- **Exercise description**
Update the records below by changing every "data-point" to "marker" and leaving everything else as it is. Omit the pictures from your answer.
____
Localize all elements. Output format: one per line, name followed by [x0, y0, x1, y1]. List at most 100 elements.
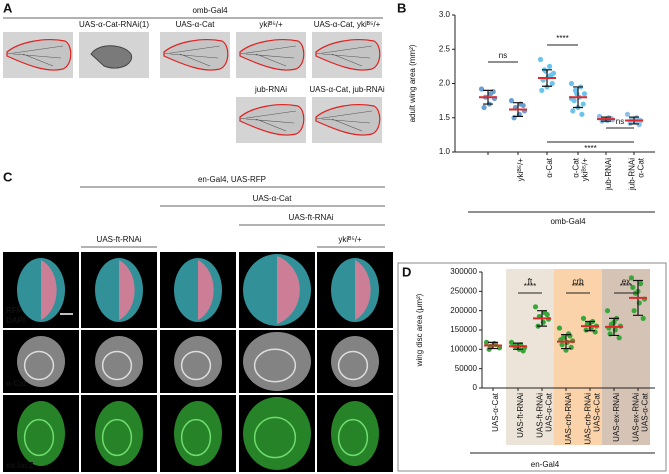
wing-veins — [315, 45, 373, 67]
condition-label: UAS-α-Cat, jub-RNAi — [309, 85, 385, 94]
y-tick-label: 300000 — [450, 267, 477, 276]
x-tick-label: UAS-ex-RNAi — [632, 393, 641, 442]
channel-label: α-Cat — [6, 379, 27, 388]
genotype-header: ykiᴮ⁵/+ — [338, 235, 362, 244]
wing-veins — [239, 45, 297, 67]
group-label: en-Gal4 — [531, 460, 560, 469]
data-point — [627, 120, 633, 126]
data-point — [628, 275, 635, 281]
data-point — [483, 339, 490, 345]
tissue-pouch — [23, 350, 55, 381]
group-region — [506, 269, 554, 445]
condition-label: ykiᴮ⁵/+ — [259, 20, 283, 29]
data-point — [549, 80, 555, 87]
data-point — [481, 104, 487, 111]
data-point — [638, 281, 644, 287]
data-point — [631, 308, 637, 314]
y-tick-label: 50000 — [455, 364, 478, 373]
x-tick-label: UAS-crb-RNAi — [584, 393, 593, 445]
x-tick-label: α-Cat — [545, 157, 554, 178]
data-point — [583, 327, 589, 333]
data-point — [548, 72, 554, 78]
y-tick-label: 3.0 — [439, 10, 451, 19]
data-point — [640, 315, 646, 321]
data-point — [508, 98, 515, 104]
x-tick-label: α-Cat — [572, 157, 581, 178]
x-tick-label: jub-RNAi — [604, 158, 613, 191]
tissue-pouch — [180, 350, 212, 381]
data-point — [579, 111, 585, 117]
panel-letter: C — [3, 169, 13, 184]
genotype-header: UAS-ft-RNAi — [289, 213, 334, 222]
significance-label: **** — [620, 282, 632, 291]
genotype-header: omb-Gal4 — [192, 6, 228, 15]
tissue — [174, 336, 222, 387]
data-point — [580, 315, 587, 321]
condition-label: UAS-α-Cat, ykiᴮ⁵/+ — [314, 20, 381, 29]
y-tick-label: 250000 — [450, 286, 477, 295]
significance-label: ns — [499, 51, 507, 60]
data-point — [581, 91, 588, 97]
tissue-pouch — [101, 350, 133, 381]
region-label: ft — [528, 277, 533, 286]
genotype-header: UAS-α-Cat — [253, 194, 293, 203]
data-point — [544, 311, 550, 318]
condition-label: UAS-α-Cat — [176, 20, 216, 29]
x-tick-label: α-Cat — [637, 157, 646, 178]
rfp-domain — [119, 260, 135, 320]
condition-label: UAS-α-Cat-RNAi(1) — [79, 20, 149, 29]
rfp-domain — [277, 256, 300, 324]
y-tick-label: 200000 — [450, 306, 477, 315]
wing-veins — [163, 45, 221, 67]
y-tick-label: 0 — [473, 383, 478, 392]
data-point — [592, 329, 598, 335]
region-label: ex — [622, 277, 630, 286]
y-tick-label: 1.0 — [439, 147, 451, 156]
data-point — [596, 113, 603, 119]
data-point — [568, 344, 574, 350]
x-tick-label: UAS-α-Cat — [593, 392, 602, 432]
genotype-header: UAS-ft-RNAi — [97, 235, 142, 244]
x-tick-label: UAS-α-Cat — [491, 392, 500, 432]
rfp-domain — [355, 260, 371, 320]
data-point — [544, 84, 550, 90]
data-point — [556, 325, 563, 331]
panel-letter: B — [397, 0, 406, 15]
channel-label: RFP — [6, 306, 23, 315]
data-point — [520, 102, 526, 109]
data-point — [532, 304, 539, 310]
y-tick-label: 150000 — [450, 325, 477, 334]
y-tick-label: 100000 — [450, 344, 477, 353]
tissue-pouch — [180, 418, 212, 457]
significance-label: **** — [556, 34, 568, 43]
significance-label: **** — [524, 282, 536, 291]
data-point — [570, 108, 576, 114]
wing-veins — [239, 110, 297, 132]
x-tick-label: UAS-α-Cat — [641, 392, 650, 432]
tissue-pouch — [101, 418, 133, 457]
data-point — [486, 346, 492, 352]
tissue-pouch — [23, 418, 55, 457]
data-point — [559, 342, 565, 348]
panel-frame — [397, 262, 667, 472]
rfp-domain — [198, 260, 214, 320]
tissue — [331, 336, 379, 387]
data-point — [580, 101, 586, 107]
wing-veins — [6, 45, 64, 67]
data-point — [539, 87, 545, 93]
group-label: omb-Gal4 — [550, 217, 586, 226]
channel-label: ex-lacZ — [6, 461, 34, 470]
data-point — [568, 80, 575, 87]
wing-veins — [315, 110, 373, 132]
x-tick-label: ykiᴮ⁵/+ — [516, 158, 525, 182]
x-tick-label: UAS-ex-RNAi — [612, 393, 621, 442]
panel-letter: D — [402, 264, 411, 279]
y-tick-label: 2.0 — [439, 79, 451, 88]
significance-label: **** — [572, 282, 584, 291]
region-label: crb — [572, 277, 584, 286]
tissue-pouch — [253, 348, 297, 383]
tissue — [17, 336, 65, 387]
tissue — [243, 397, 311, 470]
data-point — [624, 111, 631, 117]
____
- **Correct answer**
Localize all elements. Output format: one per line, name followed by [x0, y0, x1, y1]. List at most 100 elements.
wing-veins — [315, 45, 373, 67]
condition-label: UAS-α-Cat, jub-RNAi — [309, 85, 385, 94]
y-tick-label: 300000 — [450, 267, 477, 276]
x-tick-label: UAS-ex-RNAi — [632, 393, 641, 442]
channel-label: α-Cat — [6, 379, 27, 388]
genotype-header: ykiᴮ⁵/+ — [338, 235, 362, 244]
wing-veins — [239, 45, 297, 67]
group-label: en-Gal4 — [531, 460, 560, 469]
marker — [627, 120, 633, 126]
marker — [628, 275, 635, 281]
marker — [483, 339, 490, 345]
tissue-pouch — [23, 350, 55, 381]
group-region — [506, 269, 554, 445]
condition-label: ykiᴮ⁵/+ — [259, 20, 283, 29]
marker — [549, 80, 555, 87]
marker — [481, 104, 487, 111]
marker — [638, 281, 644, 287]
marker — [631, 308, 637, 314]
y-tick-label: 50000 — [455, 364, 478, 373]
x-tick-label: UAS-crb-RNAi — [584, 393, 593, 445]
x-tick-label: α-Cat — [545, 157, 554, 178]
marker — [583, 327, 589, 333]
marker — [548, 72, 554, 78]
y-tick-label: 3.0 — [439, 10, 451, 19]
marker — [640, 315, 646, 321]
marker — [508, 98, 515, 104]
x-tick-label: α-Cat — [572, 157, 581, 178]
x-tick-label: jub-RNAi — [604, 158, 613, 191]
tissue-pouch — [180, 350, 212, 381]
marker — [579, 111, 585, 117]
panel-letter: C — [3, 169, 13, 184]
genotype-header: UAS-ft-RNAi — [289, 213, 334, 222]
significance-label: **** — [620, 282, 632, 291]
genotype-header: omb-Gal4 — [192, 6, 228, 15]
tissue — [174, 336, 222, 387]
marker — [580, 315, 587, 321]
condition-label: UAS-α-Cat, ykiᴮ⁵/+ — [314, 20, 381, 29]
y-tick-label: 250000 — [450, 286, 477, 295]
significance-label: ns — [499, 51, 507, 60]
marker — [581, 91, 588, 97]
tissue-pouch — [101, 350, 133, 381]
region-label: ft — [528, 277, 533, 286]
genotype-header: UAS-α-Cat — [253, 194, 293, 203]
marker — [544, 311, 550, 318]
condition-label: UAS-α-Cat — [176, 20, 216, 29]
x-tick-label: α-Cat — [637, 157, 646, 178]
rfp-domain — [119, 260, 135, 320]
condition-label: UAS-α-Cat-RNAi(1) — [79, 20, 149, 29]
rfp-domain — [277, 256, 300, 324]
y-tick-label: 200000 — [450, 306, 477, 315]
wing-veins — [163, 45, 221, 67]
y-tick-label: 0 — [473, 383, 478, 392]
marker — [592, 329, 598, 335]
region-label: ex — [622, 277, 630, 286]
y-tick-label: 1.0 — [439, 147, 451, 156]
marker — [596, 113, 603, 119]
marker — [568, 344, 574, 350]
x-tick-label: UAS-α-Cat — [593, 392, 602, 432]
genotype-header: UAS-ft-RNAi — [97, 235, 142, 244]
x-tick-label: UAS-α-Cat — [491, 392, 500, 432]
rfp-domain — [355, 260, 371, 320]
marker — [544, 84, 550, 90]
marker — [556, 325, 563, 331]
panel-letter: B — [397, 0, 406, 15]
channel-label: RFP — [6, 306, 23, 315]
marker — [520, 102, 526, 109]
marker — [532, 304, 539, 310]
y-tick-label: 150000 — [450, 325, 477, 334]
y-tick-label: 100000 — [450, 344, 477, 353]
tissue-pouch — [180, 418, 212, 457]
significance-label: **** — [556, 34, 568, 43]
significance-label: **** — [524, 282, 536, 291]
marker — [570, 108, 576, 114]
wing-veins — [239, 110, 297, 132]
x-tick-label: UAS-α-Cat — [641, 392, 650, 432]
tissue-pouch — [101, 418, 133, 457]
marker — [486, 346, 492, 352]
tissue-pouch — [23, 418, 55, 457]
marker — [559, 342, 565, 348]
panel-frame — [397, 262, 667, 472]
rfp-domain — [198, 260, 214, 320]
tissue — [331, 336, 379, 387]
marker — [580, 101, 586, 107]
wing-veins — [6, 45, 64, 67]
marker — [539, 87, 545, 93]
group-label: omb-Gal4 — [550, 217, 586, 226]
channel-label: ex-lacZ — [6, 461, 34, 470]
marker — [568, 80, 575, 87]
wing-veins — [315, 110, 373, 132]
x-tick-label: ykiᴮ⁵/+ — [516, 158, 525, 182]
x-tick-label: UAS-ex-RNAi — [612, 393, 621, 442]
panel-letter: D — [402, 264, 411, 279]
y-tick-label: 2.0 — [439, 79, 451, 88]
significance-label: **** — [572, 282, 584, 291]
region-label: crb — [572, 277, 584, 286]
tissue-pouch — [253, 348, 297, 383]
tissue — [17, 336, 65, 387]
tissue — [243, 397, 311, 470]
marker — [624, 111, 631, 117]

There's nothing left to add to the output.